▸ What to work on:
Retype each record shown below, leaving every character as it is.

▸ Information given:
[Start]

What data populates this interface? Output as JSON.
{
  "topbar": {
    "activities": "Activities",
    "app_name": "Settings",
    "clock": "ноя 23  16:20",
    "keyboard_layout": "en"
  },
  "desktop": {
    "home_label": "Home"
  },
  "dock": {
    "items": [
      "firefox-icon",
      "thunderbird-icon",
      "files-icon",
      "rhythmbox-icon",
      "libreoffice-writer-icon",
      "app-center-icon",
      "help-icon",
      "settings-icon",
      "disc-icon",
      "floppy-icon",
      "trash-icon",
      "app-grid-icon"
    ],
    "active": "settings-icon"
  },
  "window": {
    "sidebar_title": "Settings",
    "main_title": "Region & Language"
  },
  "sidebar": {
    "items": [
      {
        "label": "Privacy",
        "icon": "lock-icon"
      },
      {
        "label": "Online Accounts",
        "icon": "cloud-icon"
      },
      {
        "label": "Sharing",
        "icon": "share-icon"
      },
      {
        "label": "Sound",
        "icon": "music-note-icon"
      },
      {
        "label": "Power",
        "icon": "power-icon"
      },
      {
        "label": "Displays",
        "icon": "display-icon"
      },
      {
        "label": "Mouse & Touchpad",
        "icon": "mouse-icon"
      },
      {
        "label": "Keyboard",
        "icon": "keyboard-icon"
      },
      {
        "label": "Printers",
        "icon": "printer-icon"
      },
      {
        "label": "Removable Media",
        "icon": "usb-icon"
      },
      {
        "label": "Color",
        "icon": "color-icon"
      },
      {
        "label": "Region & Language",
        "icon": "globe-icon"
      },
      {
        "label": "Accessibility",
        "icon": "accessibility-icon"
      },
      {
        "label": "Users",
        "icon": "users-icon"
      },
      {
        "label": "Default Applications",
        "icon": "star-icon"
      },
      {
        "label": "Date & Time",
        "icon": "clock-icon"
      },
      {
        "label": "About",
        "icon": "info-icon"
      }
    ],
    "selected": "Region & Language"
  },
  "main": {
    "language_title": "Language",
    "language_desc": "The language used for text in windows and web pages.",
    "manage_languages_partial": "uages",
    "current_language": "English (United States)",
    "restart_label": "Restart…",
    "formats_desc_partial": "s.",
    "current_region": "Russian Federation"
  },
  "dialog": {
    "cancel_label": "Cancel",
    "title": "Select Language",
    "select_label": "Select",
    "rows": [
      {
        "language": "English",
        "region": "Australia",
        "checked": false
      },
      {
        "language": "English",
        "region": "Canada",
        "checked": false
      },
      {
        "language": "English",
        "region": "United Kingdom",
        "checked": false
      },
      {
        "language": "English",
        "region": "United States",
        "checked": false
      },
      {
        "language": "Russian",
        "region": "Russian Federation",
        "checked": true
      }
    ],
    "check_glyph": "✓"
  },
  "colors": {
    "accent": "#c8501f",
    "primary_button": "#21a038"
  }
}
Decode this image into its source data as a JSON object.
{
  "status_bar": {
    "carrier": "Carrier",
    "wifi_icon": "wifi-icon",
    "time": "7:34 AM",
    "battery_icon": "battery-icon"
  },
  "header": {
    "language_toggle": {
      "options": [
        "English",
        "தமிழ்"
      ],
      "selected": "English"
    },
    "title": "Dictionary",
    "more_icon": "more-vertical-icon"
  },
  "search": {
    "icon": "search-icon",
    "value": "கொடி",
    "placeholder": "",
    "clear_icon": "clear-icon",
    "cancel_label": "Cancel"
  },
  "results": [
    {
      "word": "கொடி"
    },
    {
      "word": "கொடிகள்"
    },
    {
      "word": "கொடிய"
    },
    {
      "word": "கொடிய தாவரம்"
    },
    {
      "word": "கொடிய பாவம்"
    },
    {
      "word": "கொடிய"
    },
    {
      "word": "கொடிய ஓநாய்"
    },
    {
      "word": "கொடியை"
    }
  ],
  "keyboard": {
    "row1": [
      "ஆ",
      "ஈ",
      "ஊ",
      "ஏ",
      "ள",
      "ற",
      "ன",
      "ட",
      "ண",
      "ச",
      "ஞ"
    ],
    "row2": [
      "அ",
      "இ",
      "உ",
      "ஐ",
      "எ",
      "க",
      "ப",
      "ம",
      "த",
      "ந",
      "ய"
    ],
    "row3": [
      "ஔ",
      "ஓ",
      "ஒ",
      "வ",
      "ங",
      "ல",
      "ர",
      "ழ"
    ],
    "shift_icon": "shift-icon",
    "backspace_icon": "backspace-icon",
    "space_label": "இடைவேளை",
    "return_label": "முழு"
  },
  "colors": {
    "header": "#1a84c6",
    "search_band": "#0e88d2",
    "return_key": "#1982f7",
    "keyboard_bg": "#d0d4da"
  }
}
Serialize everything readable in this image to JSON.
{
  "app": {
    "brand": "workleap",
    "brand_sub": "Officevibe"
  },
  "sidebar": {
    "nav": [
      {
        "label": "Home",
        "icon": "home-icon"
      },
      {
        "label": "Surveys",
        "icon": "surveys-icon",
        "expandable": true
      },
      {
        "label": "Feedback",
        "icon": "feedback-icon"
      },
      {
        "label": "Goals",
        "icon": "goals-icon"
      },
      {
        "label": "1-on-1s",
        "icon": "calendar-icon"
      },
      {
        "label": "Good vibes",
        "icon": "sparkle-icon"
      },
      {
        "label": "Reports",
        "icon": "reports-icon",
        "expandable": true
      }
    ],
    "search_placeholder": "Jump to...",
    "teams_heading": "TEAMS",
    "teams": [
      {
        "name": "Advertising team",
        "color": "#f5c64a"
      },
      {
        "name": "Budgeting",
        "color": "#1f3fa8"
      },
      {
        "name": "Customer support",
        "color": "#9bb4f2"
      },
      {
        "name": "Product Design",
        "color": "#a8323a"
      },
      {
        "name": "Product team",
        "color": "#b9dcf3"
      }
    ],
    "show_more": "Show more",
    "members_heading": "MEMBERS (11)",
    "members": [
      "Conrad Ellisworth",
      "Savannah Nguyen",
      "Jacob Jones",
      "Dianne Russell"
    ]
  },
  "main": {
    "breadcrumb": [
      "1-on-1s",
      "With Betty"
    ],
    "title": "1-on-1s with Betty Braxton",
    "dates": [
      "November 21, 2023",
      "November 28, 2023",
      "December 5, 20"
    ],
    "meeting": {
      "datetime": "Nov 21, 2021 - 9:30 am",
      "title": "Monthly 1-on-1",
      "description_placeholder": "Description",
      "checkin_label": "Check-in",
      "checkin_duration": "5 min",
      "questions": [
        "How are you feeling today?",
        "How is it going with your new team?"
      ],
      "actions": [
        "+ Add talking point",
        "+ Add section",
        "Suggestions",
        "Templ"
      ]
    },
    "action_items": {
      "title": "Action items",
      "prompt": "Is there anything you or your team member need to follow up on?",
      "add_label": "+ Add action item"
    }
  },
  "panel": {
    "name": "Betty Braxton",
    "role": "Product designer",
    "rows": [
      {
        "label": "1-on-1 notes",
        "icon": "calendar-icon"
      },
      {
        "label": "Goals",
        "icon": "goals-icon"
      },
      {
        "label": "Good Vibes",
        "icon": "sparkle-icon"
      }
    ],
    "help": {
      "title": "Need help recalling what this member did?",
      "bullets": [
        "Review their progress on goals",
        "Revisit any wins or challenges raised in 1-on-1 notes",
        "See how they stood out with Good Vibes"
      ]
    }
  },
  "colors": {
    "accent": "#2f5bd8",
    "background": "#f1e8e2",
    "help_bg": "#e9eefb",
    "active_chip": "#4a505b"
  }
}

[End]

▸ Output for this task:
What data populates this interface? Output as JSON.
{
  "topbar": {
    "activities": "Activities",
    "app_name": "Settings",
    "clock": "ноя 23  16:20",
    "keyboard_layout": "en"
  },
  "desktop": {
    "home_label": "Home"
  },
  "dock": {
    "items": [
      "firefox-icon",
      "thunderbird-icon",
      "files-icon",
      "rhythmbox-icon",
      "libreoffice-writer-icon",
      "app-center-icon",
      "help-icon",
      "settings-icon",
      "disc-icon",
      "floppy-icon",
      "trash-icon",
      "app-grid-icon"
    ],
    "active": "settings-icon"
  },
  "window": {
    "sidebar_title": "Settings",
    "main_title": "Region & Language"
  },
  "sidebar": {
    "items": [
      {
        "label": "Privacy",
        "icon": "lock-icon"
      },
      {
        "label": "Online Accounts",
        "icon": "cloud-icon"
      },
      {
        "label": "Sharing",
        "icon": "share-icon"
      },
      {
        "label": "Sound",
        "icon": "music-note-icon"
      },
      {
        "label": "Power",
        "icon": "power-icon"
      },
      {
        "label": "Displays",
        "icon": "display-icon"
      },
      {
        "label": "Mouse & Touchpad",
        "icon": "mouse-icon"
      },
      {
        "label": "Keyboard",
        "icon": "keyboard-icon"
      },
      {
        "label": "Printers",
        "icon": "printer-icon"
      },
      {
        "label": "Removable Media",
        "icon": "usb-icon"
      },
      {
        "label": "Color",
        "icon": "color-icon"
      },
      {
        "label": "Region & Language",
        "icon": "globe-icon"
      },
      {
        "label": "Accessibility",
        "icon": "accessibility-icon"
      },
      {
        "label": "Users",
        "icon": "users-icon"
      },
      {
        "label": "Default Applications",
        "icon": "star-icon"
      },
      {
        "label": "Date & Time",
        "icon": "clock-icon"
      },
      {
        "label": "About",
        "icon": "info-icon"
      }
    ],
    "selected": "Region & Language"
  },
  "main": {
    "language_title": "Language",
    "language_desc": "The language used for text in windows and web pages.",
    "manage_languages_partial": "uages",
    "current_language": "English (United States)",
    "restart_label": "Restart…",
    "formats_desc_partial": "s.",
    "current_region": "Russian Federation"
  },
  "dialog": {
    "cancel_label": "Cancel",
    "title": "Select Language",
    "select_label": "Select",
    "rows": [
      {
        "language": "English",
        "region": "Australia",
        "checked": false
      },
      {
        "language": "English",
        "region": "Canada",
        "checked": false
      },
      {
        "language": "English",
        "region": "United Kingdom",
        "checked": false
      },
      {
        "language": "English",
        "region": "United States",
        "checked": false
      },
      {
        "language": "Russian",
        "region": "Russian Federation",
        "checked": true
      }
    ],
    "check_glyph": "✓"
  },
  "colors": {
    "accent": "#c8501f",
    "primary_button": "#21a038"
  }
}
Decode this image into its source data as a JSON object.
{
  "status_bar": {
    "carrier": "Carrier",
    "wifi_icon": "wifi-icon",
    "time": "7:34 AM",
    "battery_icon": "battery-icon"
  },
  "header": {
    "language_toggle": {
      "options": [
        "English",
        "தமிழ்"
      ],
      "selected": "English"
    },
    "title": "Dictionary",
    "more_icon": "more-vertical-icon"
  },
  "search": {
    "icon": "search-icon",
    "value": "கொடி",
    "placeholder": "",
    "clear_icon": "clear-icon",
    "cancel_label": "Cancel"
  },
  "results": [
    {
      "word": "கொடி"
    },
    {
      "word": "கொடிகள்"
    },
    {
      "word": "கொடிய"
    },
    {
      "word": "கொடிய தாவரம்"
    },
    {
      "word": "கொடிய பாவம்"
    },
    {
      "word": "கொடிய"
    },
    {
      "word": "கொடிய ஓநாய்"
    },
    {
      "word": "கொடியை"
    }
  ],
  "keyboard": {
    "row1": [
      "ஆ",
      "ஈ",
      "ஊ",
      "ஏ",
      "ள",
      "ற",
      "ன",
      "ட",
      "ண",
      "ச",
      "ஞ"
    ],
    "row2": [
      "அ",
      "இ",
      "உ",
      "ஐ",
      "எ",
      "க",
      "ப",
      "ம",
      "த",
      "ந",
      "ய"
    ],
    "row3": [
      "ஔ",
      "ஓ",
      "ஒ",
      "வ",
      "ங",
      "ல",
      "ர",
      "ழ"
    ],
    "shift_icon": "shift-icon",
    "backspace_icon": "backspace-icon",
    "space_label": "இடைவேளை",
    "return_label": "முழு"
  },
  "colors": {
    "header": "#1a84c6",
    "search_band": "#0e88d2",
    "return_key": "#1982f7",
    "keyboard_bg": "#d0d4da"
  }
}
Serialize everything readable in this image to JSON.
{
  "app": {
    "brand": "workleap",
    "brand_sub": "Officevibe"
  },
  "sidebar": {
    "nav": [
      {
        "label": "Home",
        "icon": "home-icon"
      },
      {
        "label": "Surveys",
        "icon": "surveys-icon",
        "expandable": true
      },
      {
        "label": "Feedback",
        "icon": "feedback-icon"
      },
      {
        "label": "Goals",
        "icon": "goals-icon"
      },
      {
        "label": "1-on-1s",
        "icon": "calendar-icon"
      },
      {
        "label": "Good vibes",
        "icon": "sparkle-icon"
      },
      {
        "label": "Reports",
        "icon": "reports-icon",
        "expandable": true
      }
    ],
    "search_placeholder": "Jump to...",
    "teams_heading": "TEAMS",
    "teams": [
      {
        "name": "Advertising team",
        "color": "#f5c64a"
      },
      {
        "name": "Budgeting",
        "color": "#1f3fa8"
      },
      {
        "name": "Customer support",
        "color": "#9bb4f2"
      },
      {
        "name": "Product Design",
        "color": "#a8323a"
      },
      {
        "name": "Product team",
        "color": "#b9dcf3"
      }
    ],
    "show_more": "Show more",
    "members_heading": "MEMBERS (11)",
    "members": [
      "Conrad Ellisworth",
      "Savannah Nguyen",
      "Jacob Jones",
      "Dianne Russell"
    ]
  },
  "main": {
    "breadcrumb": [
      "1-on-1s",
      "With Betty"
    ],
    "title": "1-on-1s with Betty Braxton",
    "dates": [
      "November 21, 2023",
      "November 28, 2023",
      "December 5, 20"
    ],
    "meeting": {
      "datetime": "Nov 21, 2021 - 9:30 am",
      "title": "Monthly 1-on-1",
      "description_placeholder": "Description",
      "checkin_label": "Check-in",
      "checkin_duration": "5 min",
      "questions": [
        "How are you feeling today?",
        "How is it going with your new team?"
      ],
      "actions": [
        "+ Add talking point",
        "+ Add section",
        "Suggestions",
        "Templ"
      ]
    },
    "action_items": {
      "title": "Action items",
      "prompt": "Is there anything you or your team member need to follow up on?",
      "add_label": "+ Add action item"
    }
  },
  "panel": {
    "name": "Betty Braxton",
    "role": "Product designer",
    "rows": [
      {
        "label": "1-on-1 notes",
        "icon": "calendar-icon"
      },
      {
        "label": "Goals",
        "icon": "goals-icon"
      },
      {
        "label": "Good Vibes",
        "icon": "sparkle-icon"
      }
    ],
    "help": {
      "title": "Need help recalling what this member did?",
      "bullets": [
        "Review their progress on goals",
        "Revisit any wins or challenges raised in 1-on-1 notes",
        "See how they stood out with Good Vibes"
      ]
    }
  },
  "colors": {
    "accent": "#2f5bd8",
    "background": "#f1e8e2",
    "help_bg": "#e9eefb",
    "active_chip": "#4a505b"
  }
}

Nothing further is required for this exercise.